● GOAL:
Output every line exactly as written. Leave out pictures.

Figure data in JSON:
(begin)

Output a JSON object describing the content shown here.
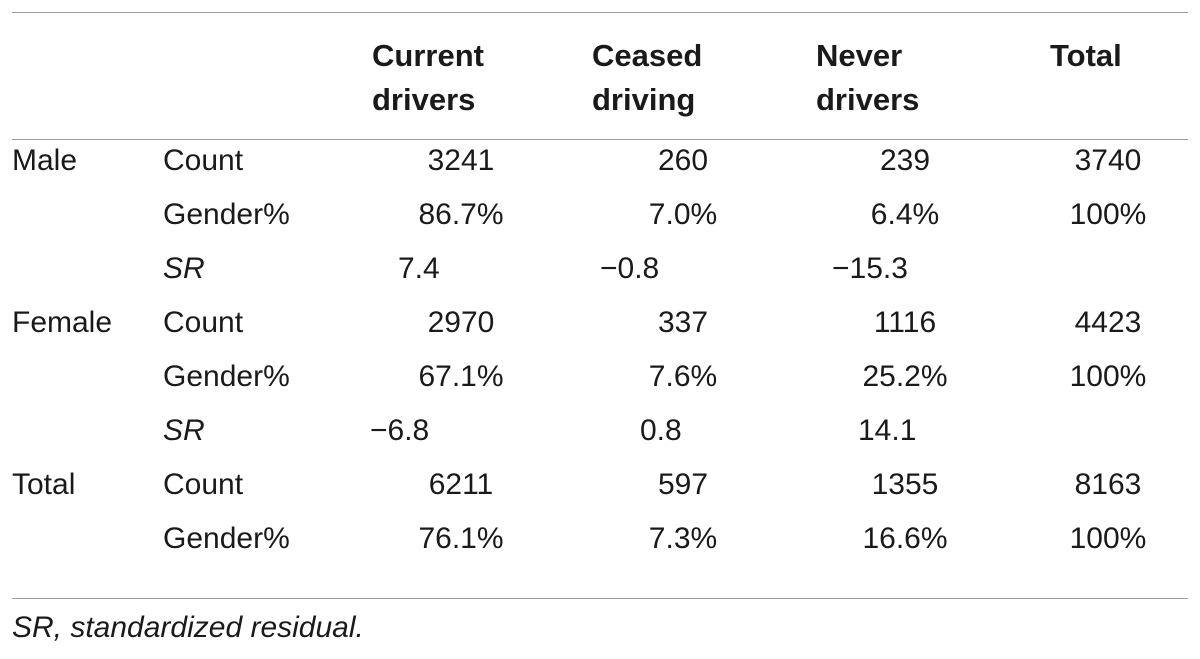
{
  "table": {
    "headers": {
      "group": "",
      "stat": "",
      "current": [
        "Current",
        "drivers"
      ],
      "ceased": [
        "Ceased",
        "driving"
      ],
      "never": [
        "Never",
        "drivers"
      ],
      "total": "Total"
    },
    "rows": [
      {
        "group": "Male",
        "stat": "Count",
        "current": "3241",
        "ceased": "260",
        "never": "239",
        "total": "3740"
      },
      {
        "group": "",
        "stat": "Gender%",
        "current": "86.7%",
        "ceased": "7.0%",
        "never": "6.4%",
        "total": "100%"
      },
      {
        "group": "",
        "stat": "SR",
        "current": "7.4",
        "ceased": "−0.8",
        "never": "−15.3",
        "total": ""
      },
      {
        "group": "Female",
        "stat": "Count",
        "current": "2970",
        "ceased": "337",
        "never": "1116",
        "total": "4423"
      },
      {
        "group": "",
        "stat": "Gender%",
        "current": "67.1%",
        "ceased": "7.6%",
        "never": "25.2%",
        "total": "100%"
      },
      {
        "group": "",
        "stat": "SR",
        "current": "−6.8",
        "ceased": "0.8",
        "never": "14.1",
        "total": ""
      },
      {
        "group": "Total",
        "stat": "Count",
        "current": "6211",
        "ceased": "597",
        "never": "1355",
        "total": "8163"
      },
      {
        "group": "",
        "stat": "Gender%",
        "current": "76.1%",
        "ceased": "7.3%",
        "never": "16.6%",
        "total": "100%"
      }
    ]
  },
  "footnote": "SR, standardized residual."
}
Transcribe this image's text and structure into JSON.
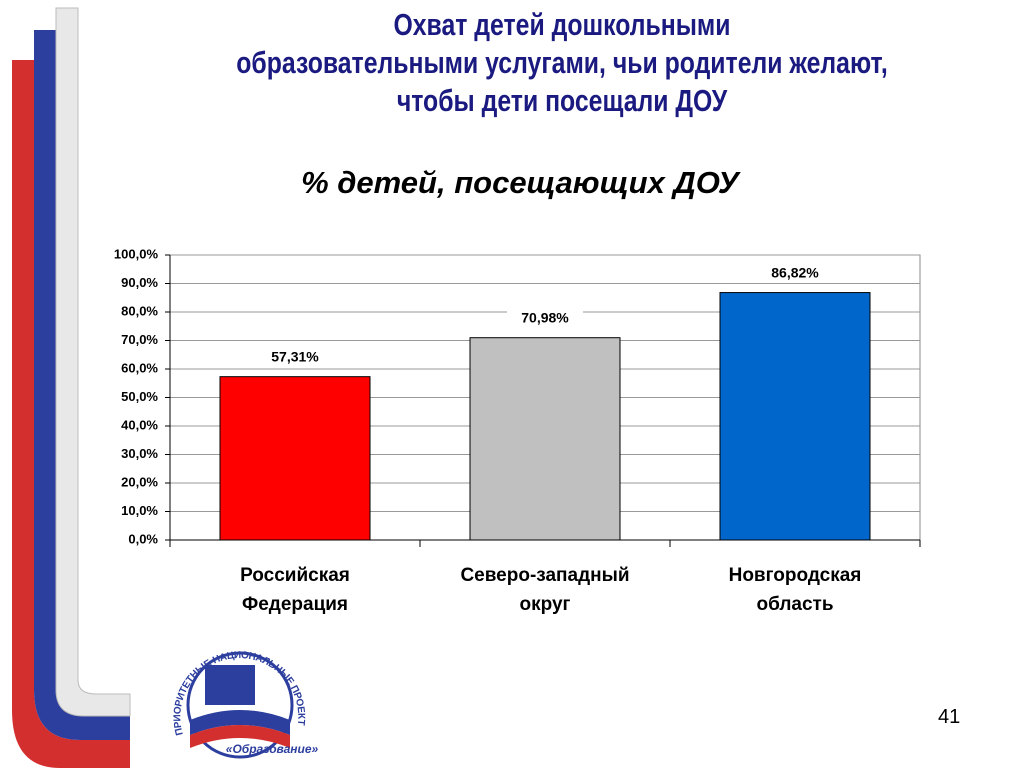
{
  "chart_data": {
    "type": "bar",
    "title": "Охват детей дошкольными\nобразовательными услугами, чьи родители желают,\nчтобы дети посещали ДОУ",
    "subtitle": "% детей, посещающих ДОУ",
    "categories": [
      "Российская\nФедерация",
      "Северо-западный\nокруг",
      "Новгородская\nобласть"
    ],
    "values": [
      57.31,
      70.98,
      86.82
    ],
    "value_labels": [
      "57,31%",
      "70,98%",
      "86,82%"
    ],
    "colors": [
      "#ff0000",
      "#c0c0c0",
      "#0066cc"
    ],
    "ylim": [
      0,
      100
    ],
    "yticks": [
      {
        "value": 0,
        "label": "0,0%"
      },
      {
        "value": 10,
        "label": "10,0%"
      },
      {
        "value": 20,
        "label": "20,0%"
      },
      {
        "value": 30,
        "label": "30,0%"
      },
      {
        "value": 40,
        "label": "40,0%"
      },
      {
        "value": 50,
        "label": "50,0%"
      },
      {
        "value": 60,
        "label": "60,0%"
      },
      {
        "value": 70,
        "label": "70,0%"
      },
      {
        "value": 80,
        "label": "80,0%"
      },
      {
        "value": 90,
        "label": "90,0%"
      },
      {
        "value": 100,
        "label": "100,0%"
      }
    ],
    "grid": true
  },
  "logo": {
    "ring_text": "ПРИОРИТЕТНЫЕ НАЦИОНАЛЬНЫЕ ПРОЕКТЫ",
    "name": "«Образование»"
  },
  "slide_number": "41"
}
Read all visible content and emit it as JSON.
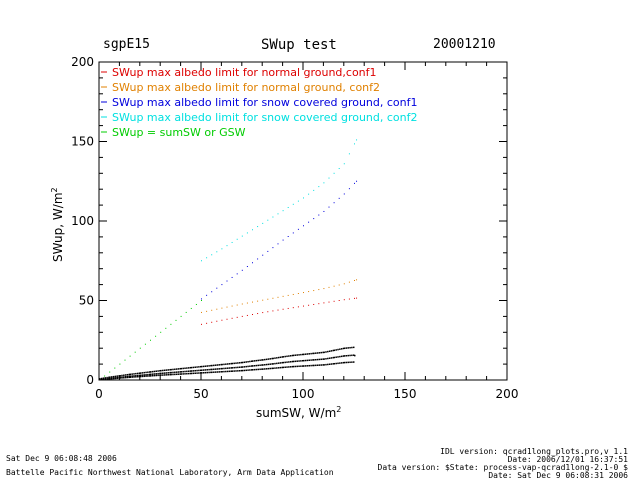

(end)

● EXERCISE RESULT:
Output a JSON object describing the content shown here.
{
  "table": {
    "headers": {
      "group": "",
      "stat": "",
      "current": [
        "Current",
        "drivers"
      ],
      "ceased": [
        "Ceased",
        "driving"
      ],
      "never": [
        "Never",
        "drivers"
      ],
      "total": "Total"
    },
    "rows": [
      {
        "group": "Male",
        "stat": "Count",
        "current": "3241",
        "ceased": "260",
        "never": "239",
        "total": "3740"
      },
      {
        "group": "",
        "stat": "Gender%",
        "current": "86.7%",
        "ceased": "7.0%",
        "never": "6.4%",
        "total": "100%"
      },
      {
        "group": "",
        "stat": "SR",
        "current": "7.4",
        "ceased": "−0.8",
        "never": "−15.3",
        "total": ""
      },
      {
        "group": "Female",
        "stat": "Count",
        "current": "2970",
        "ceased": "337",
        "never": "1116",
        "total": "4423"
      },
      {
        "group": "",
        "stat": "Gender%",
        "current": "67.1%",
        "ceased": "7.6%",
        "never": "25.2%",
        "total": "100%"
      },
      {
        "group": "",
        "stat": "SR",
        "current": "−6.8",
        "ceased": "0.8",
        "never": "14.1",
        "total": ""
      },
      {
        "group": "Total",
        "stat": "Count",
        "current": "6211",
        "ceased": "597",
        "never": "1355",
        "total": "8163"
      },
      {
        "group": "",
        "stat": "Gender%",
        "current": "76.1%",
        "ceased": "7.3%",
        "never": "16.6%",
        "total": "100%"
      }
    ]
  },
  "footnote": "SR, standardized residual."
}
Transcribe this image's text and structure into JSON.
{
  "chart_data": {
    "type": "bar",
    "title": "Охват детей дошкольными\nобразовательными услугами, чьи родители желают,\nчтобы дети посещали ДОУ",
    "subtitle": "% детей, посещающих ДОУ",
    "categories": [
      "Российская\nФедерация",
      "Северо-западный\nокруг",
      "Новгородская\nобласть"
    ],
    "values": [
      57.31,
      70.98,
      86.82
    ],
    "value_labels": [
      "57,31%",
      "70,98%",
      "86,82%"
    ],
    "colors": [
      "#ff0000",
      "#c0c0c0",
      "#0066cc"
    ],
    "ylim": [
      0,
      100
    ],
    "yticks": [
      {
        "value": 0,
        "label": "0,0%"
      },
      {
        "value": 10,
        "label": "10,0%"
      },
      {
        "value": 20,
        "label": "20,0%"
      },
      {
        "value": 30,
        "label": "30,0%"
      },
      {
        "value": 40,
        "label": "40,0%"
      },
      {
        "value": 50,
        "label": "50,0%"
      },
      {
        "value": 60,
        "label": "60,0%"
      },
      {
        "value": 70,
        "label": "70,0%"
      },
      {
        "value": 80,
        "label": "80,0%"
      },
      {
        "value": 90,
        "label": "90,0%"
      },
      {
        "value": 100,
        "label": "100,0%"
      }
    ],
    "grid": true
  },
  "logo": {
    "ring_text": "ПРИОРИТЕТНЫЕ НАЦИОНАЛЬНЫЕ ПРОЕКТЫ",
    "name": "«Образование»"
  },
  "slide_number": "41"
}
Read all visible content and emit it as JSON.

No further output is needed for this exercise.